▶ _PROBLEM STATEMENT_:
Return the listing below word for word.

+===+

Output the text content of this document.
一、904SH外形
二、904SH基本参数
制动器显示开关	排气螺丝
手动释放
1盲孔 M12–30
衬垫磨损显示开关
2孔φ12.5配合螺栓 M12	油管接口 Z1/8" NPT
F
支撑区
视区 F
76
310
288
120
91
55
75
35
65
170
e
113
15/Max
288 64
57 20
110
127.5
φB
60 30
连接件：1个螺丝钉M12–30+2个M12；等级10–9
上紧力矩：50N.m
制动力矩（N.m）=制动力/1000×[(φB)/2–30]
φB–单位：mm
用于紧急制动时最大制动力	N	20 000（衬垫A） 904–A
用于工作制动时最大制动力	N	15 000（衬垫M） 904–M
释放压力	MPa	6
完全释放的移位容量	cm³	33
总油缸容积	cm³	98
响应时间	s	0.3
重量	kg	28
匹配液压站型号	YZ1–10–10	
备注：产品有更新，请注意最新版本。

+===+

▶ _RESULT OF THE TASK_:
Output the text content of this document.
一、904SH外形
二、904SH基本参数
制动器显示开关	排气螺丝
手动释放
1盲孔 M12–30
衬垫磨损显示开关
2孔φ12.5配合螺栓 M12	油管接口 Z1/8" NPT
F
支撑区
视区 F
76
310
288
120
91
55
75
35
65
170
e
113
15/Max
288 64
57 20
110
127.5
φB
60 30
连接件：1个螺丝钉M12–30+2个M12；等级10–9
上紧力矩：50N.m
制动力矩（N.m）=制动力/1000×[(φB)/2–30]
φB–单位：mm
用于紧急制动时最大制动力	N	20 000（衬垫A） 904–A
用于工作制动时最大制动力	N	15 000（衬垫M） 904–M
释放压力	MPa	6
完全释放的移位容量	cm³	33
总油缸容积	cm³	98
响应时间	s	0.3
重量	kg	28
匹配液压站型号	YZ1–10–10	
备注：产品有更新，请注意最新版本。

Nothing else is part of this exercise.